**WHAT IS EXPECTED**
Reproduce verbatim every line from the one containing "Patent image size: (905, 603)." down to the last of the rows, both ends included.

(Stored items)
....

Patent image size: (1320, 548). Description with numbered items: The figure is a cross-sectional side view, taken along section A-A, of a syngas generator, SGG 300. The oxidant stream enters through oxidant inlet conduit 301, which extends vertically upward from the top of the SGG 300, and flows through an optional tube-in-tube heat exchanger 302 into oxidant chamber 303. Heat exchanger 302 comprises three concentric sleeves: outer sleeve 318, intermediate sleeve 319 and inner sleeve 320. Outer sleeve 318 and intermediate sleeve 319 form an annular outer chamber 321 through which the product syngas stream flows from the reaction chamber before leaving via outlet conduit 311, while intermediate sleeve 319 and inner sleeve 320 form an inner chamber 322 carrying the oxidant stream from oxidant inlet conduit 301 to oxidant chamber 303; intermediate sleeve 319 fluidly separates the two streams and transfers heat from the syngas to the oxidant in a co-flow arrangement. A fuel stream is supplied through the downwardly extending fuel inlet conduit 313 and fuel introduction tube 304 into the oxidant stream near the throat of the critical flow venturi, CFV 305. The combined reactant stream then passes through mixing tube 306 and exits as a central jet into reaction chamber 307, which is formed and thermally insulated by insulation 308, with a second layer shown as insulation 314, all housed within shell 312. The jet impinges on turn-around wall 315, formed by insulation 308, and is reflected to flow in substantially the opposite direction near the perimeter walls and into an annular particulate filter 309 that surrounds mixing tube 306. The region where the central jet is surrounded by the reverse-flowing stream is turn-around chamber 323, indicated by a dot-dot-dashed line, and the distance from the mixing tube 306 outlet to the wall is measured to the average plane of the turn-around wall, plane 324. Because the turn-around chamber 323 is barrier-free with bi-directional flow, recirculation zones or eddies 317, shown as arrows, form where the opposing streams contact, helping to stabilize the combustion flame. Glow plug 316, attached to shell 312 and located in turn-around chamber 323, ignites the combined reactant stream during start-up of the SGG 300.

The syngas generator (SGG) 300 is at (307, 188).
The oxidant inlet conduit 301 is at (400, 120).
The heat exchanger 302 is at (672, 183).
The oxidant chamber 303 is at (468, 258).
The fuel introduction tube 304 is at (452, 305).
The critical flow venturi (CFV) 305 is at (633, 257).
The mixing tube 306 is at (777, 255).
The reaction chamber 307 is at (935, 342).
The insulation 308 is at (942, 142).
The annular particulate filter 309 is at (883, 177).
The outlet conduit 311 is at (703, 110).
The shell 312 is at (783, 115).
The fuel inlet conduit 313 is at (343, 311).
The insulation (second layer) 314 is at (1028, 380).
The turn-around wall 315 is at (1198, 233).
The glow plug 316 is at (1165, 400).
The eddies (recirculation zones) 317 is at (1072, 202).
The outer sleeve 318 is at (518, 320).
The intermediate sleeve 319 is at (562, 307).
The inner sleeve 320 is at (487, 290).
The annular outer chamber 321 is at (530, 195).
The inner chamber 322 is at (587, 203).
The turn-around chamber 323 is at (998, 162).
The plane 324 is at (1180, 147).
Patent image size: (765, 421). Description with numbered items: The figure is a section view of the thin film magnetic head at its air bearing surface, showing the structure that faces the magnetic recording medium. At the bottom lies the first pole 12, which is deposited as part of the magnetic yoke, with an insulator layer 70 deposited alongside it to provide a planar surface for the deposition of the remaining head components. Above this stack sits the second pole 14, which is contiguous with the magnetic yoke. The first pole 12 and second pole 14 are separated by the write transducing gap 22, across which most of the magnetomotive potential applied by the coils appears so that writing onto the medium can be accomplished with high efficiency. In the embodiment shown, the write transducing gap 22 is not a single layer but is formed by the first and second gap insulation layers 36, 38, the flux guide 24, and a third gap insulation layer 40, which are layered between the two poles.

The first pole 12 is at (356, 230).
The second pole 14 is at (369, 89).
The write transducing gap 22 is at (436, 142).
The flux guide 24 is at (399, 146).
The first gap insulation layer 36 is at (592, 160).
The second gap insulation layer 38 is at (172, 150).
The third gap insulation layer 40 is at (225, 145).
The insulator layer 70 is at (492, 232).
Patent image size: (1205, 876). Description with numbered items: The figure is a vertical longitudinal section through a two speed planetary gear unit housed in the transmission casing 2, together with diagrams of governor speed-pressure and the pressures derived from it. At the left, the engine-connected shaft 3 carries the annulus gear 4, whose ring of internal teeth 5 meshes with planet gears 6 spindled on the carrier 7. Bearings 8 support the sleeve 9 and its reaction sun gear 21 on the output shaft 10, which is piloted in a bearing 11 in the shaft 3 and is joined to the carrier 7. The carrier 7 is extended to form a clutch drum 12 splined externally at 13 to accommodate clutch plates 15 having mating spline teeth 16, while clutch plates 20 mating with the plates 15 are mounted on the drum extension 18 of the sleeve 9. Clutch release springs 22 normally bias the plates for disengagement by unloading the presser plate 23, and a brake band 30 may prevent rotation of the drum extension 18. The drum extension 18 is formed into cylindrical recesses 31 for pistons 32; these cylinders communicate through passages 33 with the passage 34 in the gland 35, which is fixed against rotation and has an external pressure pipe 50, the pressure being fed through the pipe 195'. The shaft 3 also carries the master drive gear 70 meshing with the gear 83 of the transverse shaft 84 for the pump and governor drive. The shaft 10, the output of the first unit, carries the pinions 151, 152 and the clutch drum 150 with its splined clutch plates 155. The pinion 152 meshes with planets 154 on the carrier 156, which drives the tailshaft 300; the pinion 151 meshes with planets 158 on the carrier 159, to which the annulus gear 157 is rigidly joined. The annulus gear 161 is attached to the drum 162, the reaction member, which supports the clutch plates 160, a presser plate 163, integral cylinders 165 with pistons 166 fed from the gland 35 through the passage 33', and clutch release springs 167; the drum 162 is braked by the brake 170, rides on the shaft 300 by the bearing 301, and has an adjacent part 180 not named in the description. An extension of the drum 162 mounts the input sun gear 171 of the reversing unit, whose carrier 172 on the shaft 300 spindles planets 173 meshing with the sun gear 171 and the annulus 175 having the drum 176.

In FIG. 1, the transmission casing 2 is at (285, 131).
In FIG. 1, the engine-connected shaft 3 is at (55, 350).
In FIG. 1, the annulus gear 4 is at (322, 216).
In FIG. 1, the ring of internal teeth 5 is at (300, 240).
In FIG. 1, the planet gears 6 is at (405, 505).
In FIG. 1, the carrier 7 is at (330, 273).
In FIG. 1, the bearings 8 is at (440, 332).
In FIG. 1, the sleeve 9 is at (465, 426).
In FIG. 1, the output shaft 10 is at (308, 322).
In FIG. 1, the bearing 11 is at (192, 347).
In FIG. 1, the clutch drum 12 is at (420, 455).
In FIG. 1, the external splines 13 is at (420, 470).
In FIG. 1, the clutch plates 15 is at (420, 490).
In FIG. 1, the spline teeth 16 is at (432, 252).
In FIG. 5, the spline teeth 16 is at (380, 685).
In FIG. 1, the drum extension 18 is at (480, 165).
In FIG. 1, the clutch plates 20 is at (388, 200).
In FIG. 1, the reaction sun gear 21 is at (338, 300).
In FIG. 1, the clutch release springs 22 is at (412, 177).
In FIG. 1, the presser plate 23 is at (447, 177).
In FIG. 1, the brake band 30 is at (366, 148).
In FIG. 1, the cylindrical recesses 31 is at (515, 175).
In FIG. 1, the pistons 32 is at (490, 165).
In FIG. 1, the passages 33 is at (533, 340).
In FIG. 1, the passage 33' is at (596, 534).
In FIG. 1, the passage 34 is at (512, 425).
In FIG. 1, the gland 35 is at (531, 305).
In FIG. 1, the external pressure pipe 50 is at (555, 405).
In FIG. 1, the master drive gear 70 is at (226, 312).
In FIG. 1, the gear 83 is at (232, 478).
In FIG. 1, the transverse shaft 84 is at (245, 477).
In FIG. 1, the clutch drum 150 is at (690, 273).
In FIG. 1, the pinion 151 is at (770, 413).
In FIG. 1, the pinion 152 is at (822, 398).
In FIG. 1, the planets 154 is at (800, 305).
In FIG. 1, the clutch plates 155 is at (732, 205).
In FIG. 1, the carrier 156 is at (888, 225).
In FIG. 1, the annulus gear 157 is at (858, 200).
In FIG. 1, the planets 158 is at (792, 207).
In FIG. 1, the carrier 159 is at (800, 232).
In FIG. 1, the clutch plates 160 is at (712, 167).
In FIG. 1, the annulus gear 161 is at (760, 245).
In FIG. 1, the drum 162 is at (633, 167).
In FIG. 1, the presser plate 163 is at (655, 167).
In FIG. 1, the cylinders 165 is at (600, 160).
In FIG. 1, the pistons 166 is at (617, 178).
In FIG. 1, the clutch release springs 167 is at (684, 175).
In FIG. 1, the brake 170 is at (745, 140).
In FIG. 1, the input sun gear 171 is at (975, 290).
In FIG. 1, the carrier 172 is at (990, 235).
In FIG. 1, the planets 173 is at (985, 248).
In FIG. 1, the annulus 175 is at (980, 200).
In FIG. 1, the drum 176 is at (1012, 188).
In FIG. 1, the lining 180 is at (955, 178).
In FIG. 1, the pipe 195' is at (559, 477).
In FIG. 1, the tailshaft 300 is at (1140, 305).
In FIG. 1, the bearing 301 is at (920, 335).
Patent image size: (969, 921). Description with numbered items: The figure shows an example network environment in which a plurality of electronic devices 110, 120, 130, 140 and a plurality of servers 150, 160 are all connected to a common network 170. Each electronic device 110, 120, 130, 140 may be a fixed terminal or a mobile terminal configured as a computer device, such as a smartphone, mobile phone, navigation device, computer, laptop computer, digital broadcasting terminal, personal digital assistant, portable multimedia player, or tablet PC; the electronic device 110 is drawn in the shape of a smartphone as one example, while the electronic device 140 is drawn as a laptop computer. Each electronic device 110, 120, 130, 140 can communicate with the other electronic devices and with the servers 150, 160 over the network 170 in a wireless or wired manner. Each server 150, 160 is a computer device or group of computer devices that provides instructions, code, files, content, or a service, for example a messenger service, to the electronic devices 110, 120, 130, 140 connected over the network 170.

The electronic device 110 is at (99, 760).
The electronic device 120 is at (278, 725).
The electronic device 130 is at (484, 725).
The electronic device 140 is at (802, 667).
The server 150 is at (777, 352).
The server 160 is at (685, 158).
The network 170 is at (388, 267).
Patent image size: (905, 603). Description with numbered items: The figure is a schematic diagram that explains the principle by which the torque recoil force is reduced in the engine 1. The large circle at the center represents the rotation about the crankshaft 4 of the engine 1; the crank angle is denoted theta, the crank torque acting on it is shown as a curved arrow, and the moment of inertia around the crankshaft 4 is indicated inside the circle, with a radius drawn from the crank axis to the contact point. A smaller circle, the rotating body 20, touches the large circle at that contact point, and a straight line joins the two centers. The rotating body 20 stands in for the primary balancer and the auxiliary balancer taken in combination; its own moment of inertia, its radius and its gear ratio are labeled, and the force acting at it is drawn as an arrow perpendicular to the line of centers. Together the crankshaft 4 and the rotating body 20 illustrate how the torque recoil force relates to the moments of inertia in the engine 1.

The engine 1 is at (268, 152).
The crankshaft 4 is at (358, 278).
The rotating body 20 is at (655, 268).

....

**PROBLEM SOLUTION**
Patent image size: (905, 603). Description with numbered items: The figure is a schematic diagram that explains the principle by which the torque recoil force is reduced in the engine 1. The large circle at the center represents the rotation about the crankshaft 4 of the engine 1; the crank angle is denoted theta, the crank torque acting on it is shown as a curved arrow, and the moment of inertia around the crankshaft 4 is indicated inside the circle, with a radius drawn from the crank axis to the contact point. A smaller circle, the rotating body 20, touches the large circle at that contact point, and a straight line joins the two centers. The rotating body 20 stands in for the primary balancer and the auxiliary balancer taken in combination; its own moment of inertia, its radius and its gear ratio are labeled, and the force acting at it is drawn as an arrow perpendicular to the line of centers. Together the crankshaft 4 and the rotating body 20 illustrate how the torque recoil force relates to the moments of inertia in the engine 1.

The engine 1 is at (268, 152).
The crankshaft 4 is at (358, 278).
The rotating body 20 is at (655, 268).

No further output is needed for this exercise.